#### Goal
Find the lines that contain the word "this" and copy each one.

#### Records shown

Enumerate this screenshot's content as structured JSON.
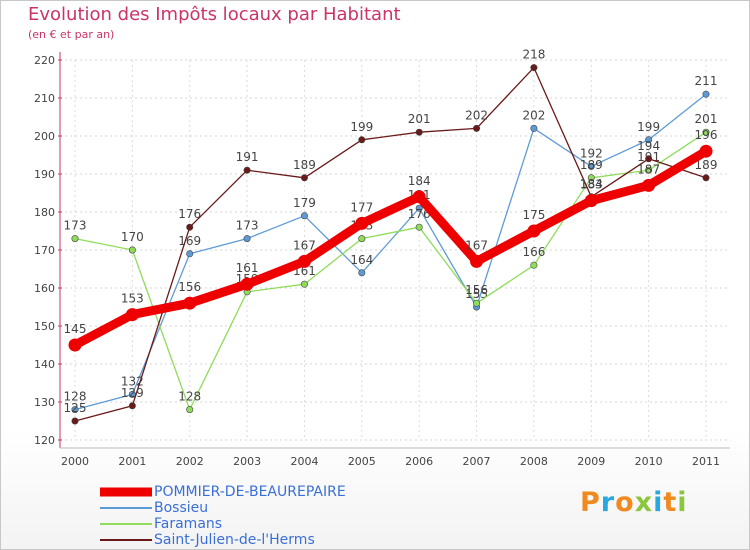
{
  "chart_data": {
    "type": "line",
    "title": "Evolution des Impôts locaux par Habitant",
    "subtitle": "(en € et par an)",
    "categories": [
      "2000",
      "2001",
      "2002",
      "2003",
      "2004",
      "2005",
      "2006",
      "2007",
      "2008",
      "2009",
      "2010",
      "2011"
    ],
    "ylim": [
      120,
      220
    ],
    "yticks": [
      120,
      130,
      140,
      150,
      160,
      170,
      180,
      190,
      200,
      210,
      220
    ],
    "grid": true,
    "legend_position": "bottom-left",
    "series": [
      {
        "name": "POMMIER-DE-BEAUREPAIRE",
        "color": "#ee0000",
        "emphasis": true,
        "values": [
          145,
          153,
          156,
          161,
          167,
          177,
          184,
          167,
          175,
          183,
          187,
          196
        ]
      },
      {
        "name": "Bossieu",
        "color": "#5e9bd5",
        "emphasis": false,
        "values": [
          128,
          132,
          169,
          173,
          179,
          164,
          181,
          155,
          202,
          192,
          199,
          211
        ]
      },
      {
        "name": "Faramans",
        "color": "#8fdc5a",
        "emphasis": false,
        "values": [
          173,
          170,
          128,
          159,
          161,
          173,
          176,
          156,
          166,
          189,
          191,
          201
        ]
      },
      {
        "name": "Saint-Julien-de-l'Herms",
        "color": "#6b1a1a",
        "emphasis": false,
        "values": [
          125,
          129,
          176,
          191,
          189,
          199,
          201,
          202,
          218,
          184,
          194,
          189
        ]
      }
    ]
  },
  "logo": {
    "letters": [
      {
        "ch": "P",
        "color": "#f08a1e"
      },
      {
        "ch": "r",
        "color": "#29a7df"
      },
      {
        "ch": "o",
        "color": "#f08a1e"
      },
      {
        "ch": "x",
        "color": "#8cc63f"
      },
      {
        "ch": "i",
        "color": "#29a7df"
      },
      {
        "ch": "t",
        "color": "#f08a1e"
      },
      {
        "ch": "i",
        "color": "#8cc63f"
      }
    ]
  }
}
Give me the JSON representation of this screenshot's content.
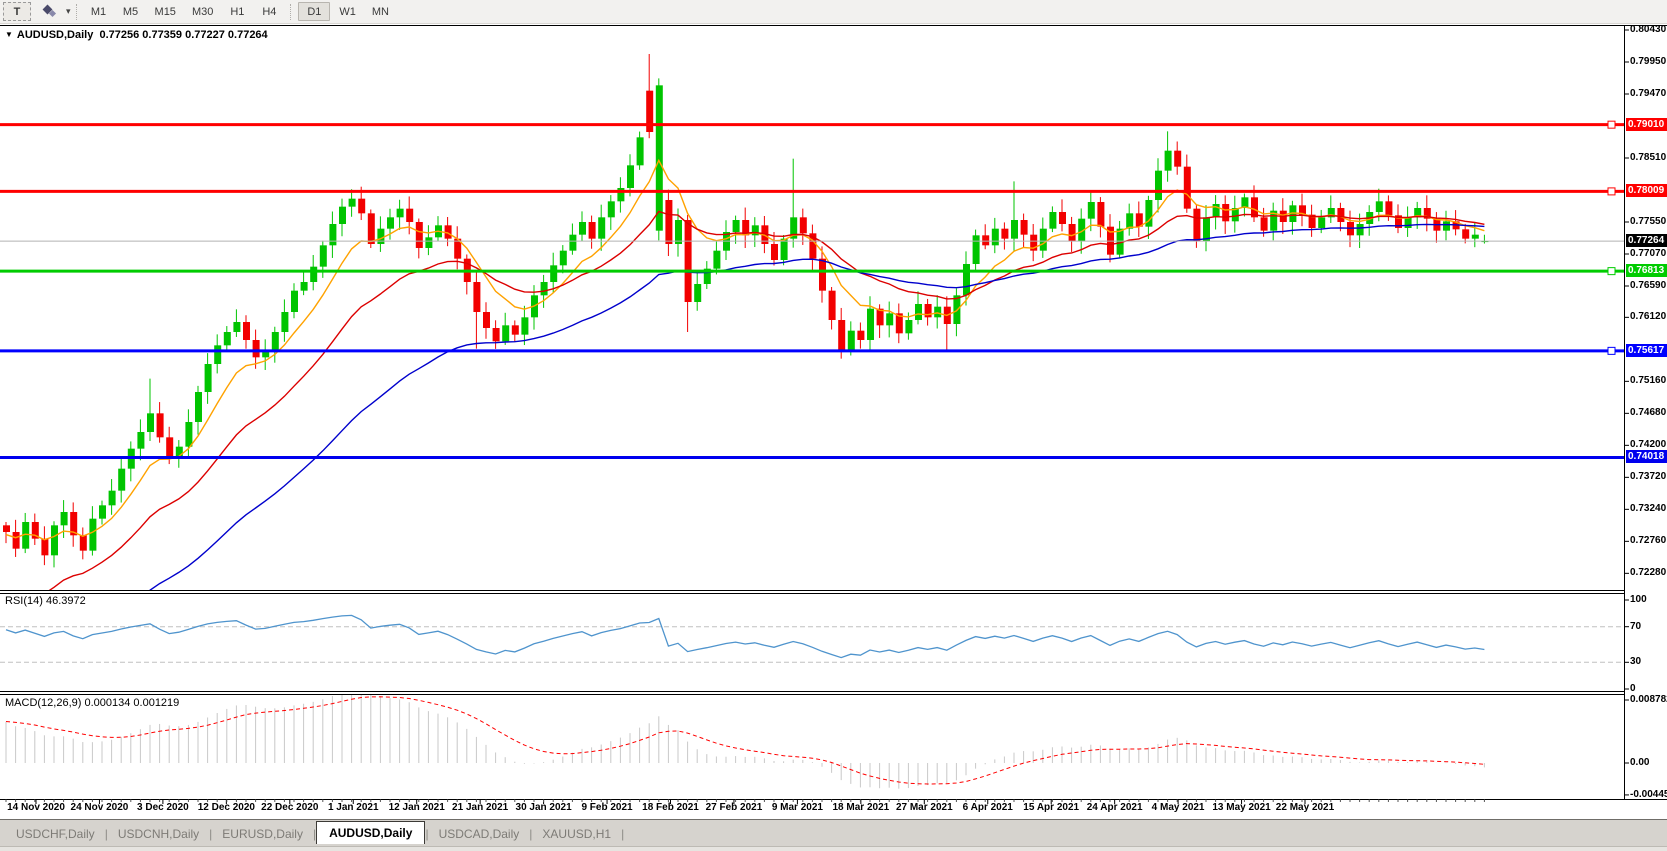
{
  "toolbar": {
    "t_label": "T",
    "timeframe_groups": [
      [
        "M1",
        "M5",
        "M15",
        "M30",
        "H1",
        "H4"
      ],
      [
        "D1",
        "W1",
        "MN"
      ]
    ],
    "active_timeframe": "D1"
  },
  "header": {
    "collapse_icon": "▼",
    "symbol_period": "AUDUSD,Daily",
    "ohlc": "0.77256 0.77359 0.77227 0.77264"
  },
  "rsi": {
    "label": "RSI(14) 46.3972",
    "levels": [
      100,
      70,
      30,
      0
    ],
    "color": "#4f94cd",
    "current": 46.3972
  },
  "macd": {
    "label": "MACD(12,26,9) 0.000134 0.001219",
    "axis_labels": [
      "0.008782",
      "0.00",
      "-0.00445"
    ],
    "axis_values": [
      0.008782,
      0.0,
      -0.00445
    ],
    "histogram_color": "#c8c8c8",
    "signal_color": "#ff0000"
  },
  "tabs": [
    {
      "label": "USDCHF,Daily",
      "active": false
    },
    {
      "label": "USDCNH,Daily",
      "active": false
    },
    {
      "label": "EURUSD,Daily",
      "active": false
    },
    {
      "label": "AUDUSD,Daily",
      "active": true
    },
    {
      "label": "USDCAD,Daily",
      "active": false
    },
    {
      "label": "XAUUSD,H1",
      "active": false
    }
  ],
  "chart_data": {
    "type": "candlestick",
    "symbol": "AUDUSD",
    "period": "Daily",
    "price_axis_ticks": [
      "0.80430",
      "0.79950",
      "0.79470",
      "0.78510",
      "0.77550",
      "0.77070",
      "0.76590",
      "0.76120",
      "0.75160",
      "0.74680",
      "0.74200",
      "0.73720",
      "0.73240",
      "0.72760",
      "0.72280"
    ],
    "levels": [
      {
        "price": 0.7901,
        "label": "0.79010",
        "color": "#ff0000",
        "marker": true
      },
      {
        "price": 0.78009,
        "label": "0.78009",
        "color": "#ff0000",
        "marker": true
      },
      {
        "price": 0.76813,
        "label": "0.76813",
        "color": "#00cc00",
        "marker": true
      },
      {
        "price": 0.75617,
        "label": "0.75617",
        "color": "#0000ff",
        "marker": true
      },
      {
        "price": 0.74018,
        "label": "0.74018",
        "color": "#0000ee",
        "marker": false
      }
    ],
    "current_price": {
      "value": 0.77264,
      "label": "0.77264",
      "box_color": "#000000"
    },
    "date_axis": [
      "14 Nov 2020",
      "24 Nov 2020",
      "3 Dec 2020",
      "12 Dec 2020",
      "22 Dec 2020",
      "1 Jan 2021",
      "12 Jan 2021",
      "21 Jan 2021",
      "30 Jan 2021",
      "9 Feb 2021",
      "18 Feb 2021",
      "27 Feb 2021",
      "9 Mar 2021",
      "18 Mar 2021",
      "27 Mar 2021",
      "6 Apr 2021",
      "15 Apr 2021",
      "24 Apr 2021",
      "4 May 2021",
      "13 May 2021",
      "22 May 2021"
    ],
    "colors": {
      "bull": "#00c400",
      "bear": "#f20000",
      "current_line": "#b2b2b2"
    },
    "mas": [
      {
        "period": 8,
        "color": "#ffa200",
        "seed": 0.7285
      },
      {
        "period": 20,
        "color": "#dc0000",
        "seed": 0.7145
      },
      {
        "period": 45,
        "color": "#0000cc",
        "seed": 0.706
      }
    ],
    "first_open": 0.73,
    "closes": [
      0.729,
      0.7265,
      0.7305,
      0.728,
      0.7255,
      0.73,
      0.732,
      0.7285,
      0.7262,
      0.731,
      0.733,
      0.7352,
      0.7385,
      0.7415,
      0.744,
      0.7468,
      0.7432,
      0.74,
      0.7418,
      0.7455,
      0.75,
      0.7542,
      0.757,
      0.759,
      0.7605,
      0.7578,
      0.7552,
      0.7562,
      0.759,
      0.762,
      0.7652,
      0.7665,
      0.7688,
      0.772,
      0.7752,
      0.7778,
      0.779,
      0.7768,
      0.7722,
      0.7745,
      0.7762,
      0.7775,
      0.7755,
      0.7716,
      0.7732,
      0.775,
      0.773,
      0.77,
      0.7665,
      0.762,
      0.7596,
      0.7576,
      0.76,
      0.7586,
      0.7612,
      0.7645,
      0.7665,
      0.769,
      0.7712,
      0.7736,
      0.7755,
      0.773,
      0.7762,
      0.7786,
      0.7806,
      0.784,
      0.7882,
      0.789,
      0.796,
      0.7722,
      0.7758,
      0.7635,
      0.7662,
      0.7685,
      0.7712,
      0.774,
      0.7758,
      0.7735,
      0.775,
      0.7722,
      0.7698,
      0.773,
      0.7762,
      0.7738,
      0.77,
      0.7652,
      0.7608,
      0.7562,
      0.7592,
      0.7578,
      0.7625,
      0.76,
      0.7618,
      0.7588,
      0.7608,
      0.7632,
      0.7612,
      0.7628,
      0.7602,
      0.7645,
      0.7692,
      0.7735,
      0.772,
      0.7745,
      0.773,
      0.7758,
      0.7736,
      0.7712,
      0.7745,
      0.777,
      0.7752,
      0.7726,
      0.776,
      0.7785,
      0.7748,
      0.7706,
      0.7745,
      0.7768,
      0.7748,
      0.7788,
      0.7832,
      0.7862,
      0.7838,
      0.7775,
      0.7726,
      0.7762,
      0.7782,
      0.7756,
      0.7776,
      0.7792,
      0.7762,
      0.7742,
      0.7772,
      0.7755,
      0.778,
      0.7766,
      0.7746,
      0.7762,
      0.7776,
      0.7755,
      0.7735,
      0.7752,
      0.777,
      0.7786,
      0.7765,
      0.7746,
      0.7762,
      0.7776,
      0.776,
      0.7742,
      0.7756,
      0.7744,
      0.773,
      0.7736,
      0.77264
    ],
    "special": {
      "15": {
        "h": 0.752
      },
      "49": {
        "l": 0.7565
      },
      "67": {
        "o": 0.7952,
        "h": 0.8007
      },
      "68": {
        "o": 0.7742
      },
      "69": {
        "o": 0.7788
      },
      "71": {
        "l": 0.759
      },
      "82": {
        "h": 0.785
      },
      "87": {
        "l": 0.755
      },
      "90": {
        "l": 0.7562
      },
      "98": {
        "l": 0.756
      },
      "105": {
        "h": 0.7816
      },
      "121": {
        "h": 0.7891
      },
      "154": {
        "o": 0.77256,
        "h": 0.77359,
        "l": 0.77227
      }
    }
  }
}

#### Answer in full
Enumerate this screenshot's content as structured JSON.
Give me the JSON representation of this screenshot's content.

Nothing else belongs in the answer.